**Given instruction**. Write out the material below again, unchanged.

===== Provided entries

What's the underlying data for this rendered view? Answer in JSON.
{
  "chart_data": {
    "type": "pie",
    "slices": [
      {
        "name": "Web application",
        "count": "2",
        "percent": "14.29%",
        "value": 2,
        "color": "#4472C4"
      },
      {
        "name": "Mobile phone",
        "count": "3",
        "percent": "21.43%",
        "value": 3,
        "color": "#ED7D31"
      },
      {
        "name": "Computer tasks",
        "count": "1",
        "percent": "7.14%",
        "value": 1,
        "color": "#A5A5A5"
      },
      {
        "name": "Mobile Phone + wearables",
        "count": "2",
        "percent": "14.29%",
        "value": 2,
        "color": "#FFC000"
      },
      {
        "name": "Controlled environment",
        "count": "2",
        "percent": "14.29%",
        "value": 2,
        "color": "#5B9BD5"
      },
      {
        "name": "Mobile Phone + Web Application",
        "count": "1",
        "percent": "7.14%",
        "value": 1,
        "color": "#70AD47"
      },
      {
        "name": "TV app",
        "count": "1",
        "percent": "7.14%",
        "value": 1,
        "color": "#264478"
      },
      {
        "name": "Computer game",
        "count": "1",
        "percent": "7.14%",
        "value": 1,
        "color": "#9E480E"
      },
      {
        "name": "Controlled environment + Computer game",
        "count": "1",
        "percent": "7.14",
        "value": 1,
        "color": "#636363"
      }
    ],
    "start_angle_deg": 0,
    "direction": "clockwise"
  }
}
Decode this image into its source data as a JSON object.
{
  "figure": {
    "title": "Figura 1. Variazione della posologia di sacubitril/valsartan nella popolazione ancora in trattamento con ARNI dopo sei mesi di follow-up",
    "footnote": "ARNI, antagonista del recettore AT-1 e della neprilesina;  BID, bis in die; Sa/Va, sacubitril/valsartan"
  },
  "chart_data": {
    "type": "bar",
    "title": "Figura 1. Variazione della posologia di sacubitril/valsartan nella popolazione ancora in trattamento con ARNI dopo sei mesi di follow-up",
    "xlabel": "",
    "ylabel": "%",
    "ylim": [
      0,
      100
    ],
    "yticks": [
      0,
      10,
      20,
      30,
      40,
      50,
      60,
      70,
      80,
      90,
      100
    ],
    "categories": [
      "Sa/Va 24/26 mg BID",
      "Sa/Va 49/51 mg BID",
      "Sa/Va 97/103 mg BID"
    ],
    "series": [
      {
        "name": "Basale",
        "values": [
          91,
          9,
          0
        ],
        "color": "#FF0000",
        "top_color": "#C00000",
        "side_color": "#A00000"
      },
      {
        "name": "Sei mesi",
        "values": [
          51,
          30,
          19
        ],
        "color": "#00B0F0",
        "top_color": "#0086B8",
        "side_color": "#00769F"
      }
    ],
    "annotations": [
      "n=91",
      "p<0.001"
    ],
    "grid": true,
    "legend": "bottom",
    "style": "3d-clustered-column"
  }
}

==========

**Response**.
What's the underlying data for this rendered view? Answer in JSON.
{
  "chart_data": {
    "type": "pie",
    "slices": [
      {
        "name": "Web application",
        "count": "2",
        "percent": "14.29%",
        "value": 2,
        "color": "#4472C4"
      },
      {
        "name": "Mobile phone",
        "count": "3",
        "percent": "21.43%",
        "value": 3,
        "color": "#ED7D31"
      },
      {
        "name": "Computer tasks",
        "count": "1",
        "percent": "7.14%",
        "value": 1,
        "color": "#A5A5A5"
      },
      {
        "name": "Mobile Phone + wearables",
        "count": "2",
        "percent": "14.29%",
        "value": 2,
        "color": "#FFC000"
      },
      {
        "name": "Controlled environment",
        "count": "2",
        "percent": "14.29%",
        "value": 2,
        "color": "#5B9BD5"
      },
      {
        "name": "Mobile Phone + Web Application",
        "count": "1",
        "percent": "7.14%",
        "value": 1,
        "color": "#70AD47"
      },
      {
        "name": "TV app",
        "count": "1",
        "percent": "7.14%",
        "value": 1,
        "color": "#264478"
      },
      {
        "name": "Computer game",
        "count": "1",
        "percent": "7.14%",
        "value": 1,
        "color": "#9E480E"
      },
      {
        "name": "Controlled environment + Computer game",
        "count": "1",
        "percent": "7.14",
        "value": 1,
        "color": "#636363"
      }
    ],
    "start_angle_deg": 0,
    "direction": "clockwise"
  }
}
Decode this image into its source data as a JSON object.
{
  "figure": {
    "title": "Figura 1. Variazione della posologia di sacubitril/valsartan nella popolazione ancora in trattamento con ARNI dopo sei mesi di follow-up",
    "footnote": "ARNI, antagonista del recettore AT-1 e della neprilesina;  BID, bis in die; Sa/Va, sacubitril/valsartan"
  },
  "chart_data": {
    "type": "bar",
    "title": "Figura 1. Variazione della posologia di sacubitril/valsartan nella popolazione ancora in trattamento con ARNI dopo sei mesi di follow-up",
    "xlabel": "",
    "ylabel": "%",
    "ylim": [
      0,
      100
    ],
    "yticks": [
      0,
      10,
      20,
      30,
      40,
      50,
      60,
      70,
      80,
      90,
      100
    ],
    "categories": [
      "Sa/Va 24/26 mg BID",
      "Sa/Va 49/51 mg BID",
      "Sa/Va 97/103 mg BID"
    ],
    "series": [
      {
        "name": "Basale",
        "values": [
          91,
          9,
          0
        ],
        "color": "#FF0000",
        "top_color": "#C00000",
        "side_color": "#A00000"
      },
      {
        "name": "Sei mesi",
        "values": [
          51,
          30,
          19
        ],
        "color": "#00B0F0",
        "top_color": "#0086B8",
        "side_color": "#00769F"
      }
    ],
    "annotations": [
      "n=91",
      "p<0.001"
    ],
    "grid": true,
    "legend": "bottom",
    "style": "3d-clustered-column"
  }
}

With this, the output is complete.